## Exercise objective
According to the match report on Stoke and Bury, who scored the hat-trick for Stoke?

Independent, The (London),  May 4, 2000  by Richard Slater

A POINT against Reading at the weekend will secure Stoke's berth in the play-off lottery, following their emphatic defeat of Bury at the Britannia Stadium last night.

Their domination was ultimately reflected in the scoreline and it is their work rate, their unswerving desire and ability to operate as a team and the seeming unstoppability of their hat-trick scorer, Peter Thorne, which may yet tilt the odds of reaching the First Division in their favour.

"Our target was to reach the play-offs," the Stoke manager, Gudjon Thordarson, said, "and now, at last, it's in our hands to achieve that aim. We are cool, calm and confident, happy and proud. We have no fear in our hearts."

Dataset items
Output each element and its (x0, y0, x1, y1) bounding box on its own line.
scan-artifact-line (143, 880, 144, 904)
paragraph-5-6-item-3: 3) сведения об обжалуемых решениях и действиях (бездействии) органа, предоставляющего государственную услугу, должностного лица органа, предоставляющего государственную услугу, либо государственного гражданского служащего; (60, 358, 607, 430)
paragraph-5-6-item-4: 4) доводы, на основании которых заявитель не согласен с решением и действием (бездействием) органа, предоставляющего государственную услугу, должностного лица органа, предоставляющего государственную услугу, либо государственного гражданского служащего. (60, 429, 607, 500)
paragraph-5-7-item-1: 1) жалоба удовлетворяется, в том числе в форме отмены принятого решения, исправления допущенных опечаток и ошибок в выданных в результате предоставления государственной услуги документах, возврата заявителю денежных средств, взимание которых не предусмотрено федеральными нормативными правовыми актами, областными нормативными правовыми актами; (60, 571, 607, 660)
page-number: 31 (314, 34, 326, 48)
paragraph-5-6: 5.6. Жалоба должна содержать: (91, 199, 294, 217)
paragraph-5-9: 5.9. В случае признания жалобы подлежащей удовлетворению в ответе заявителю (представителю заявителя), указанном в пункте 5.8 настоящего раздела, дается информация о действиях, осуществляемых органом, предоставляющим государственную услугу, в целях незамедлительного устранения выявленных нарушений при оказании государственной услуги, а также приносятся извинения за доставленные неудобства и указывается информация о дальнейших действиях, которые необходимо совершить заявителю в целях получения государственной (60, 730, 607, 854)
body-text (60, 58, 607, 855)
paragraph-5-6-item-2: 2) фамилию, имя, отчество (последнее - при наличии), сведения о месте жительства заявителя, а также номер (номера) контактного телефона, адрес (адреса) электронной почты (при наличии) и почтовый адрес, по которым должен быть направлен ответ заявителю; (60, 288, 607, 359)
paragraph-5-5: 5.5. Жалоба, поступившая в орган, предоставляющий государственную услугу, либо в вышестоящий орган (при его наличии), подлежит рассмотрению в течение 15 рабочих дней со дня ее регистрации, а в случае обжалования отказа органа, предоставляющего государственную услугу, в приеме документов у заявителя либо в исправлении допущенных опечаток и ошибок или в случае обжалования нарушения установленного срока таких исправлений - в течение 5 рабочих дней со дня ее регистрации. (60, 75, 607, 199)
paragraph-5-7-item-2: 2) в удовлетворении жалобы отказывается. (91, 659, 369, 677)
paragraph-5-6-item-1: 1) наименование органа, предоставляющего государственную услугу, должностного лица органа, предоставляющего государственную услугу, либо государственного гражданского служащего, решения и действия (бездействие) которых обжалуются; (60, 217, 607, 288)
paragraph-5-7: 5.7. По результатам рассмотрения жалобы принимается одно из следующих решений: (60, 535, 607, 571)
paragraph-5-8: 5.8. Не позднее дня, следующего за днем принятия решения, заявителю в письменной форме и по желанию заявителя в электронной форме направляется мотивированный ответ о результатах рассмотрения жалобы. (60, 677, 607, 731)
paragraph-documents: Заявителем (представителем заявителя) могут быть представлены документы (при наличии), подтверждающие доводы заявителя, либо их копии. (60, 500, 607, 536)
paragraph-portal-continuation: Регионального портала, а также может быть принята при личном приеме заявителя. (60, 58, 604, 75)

## Answer to this task
Peter Thorne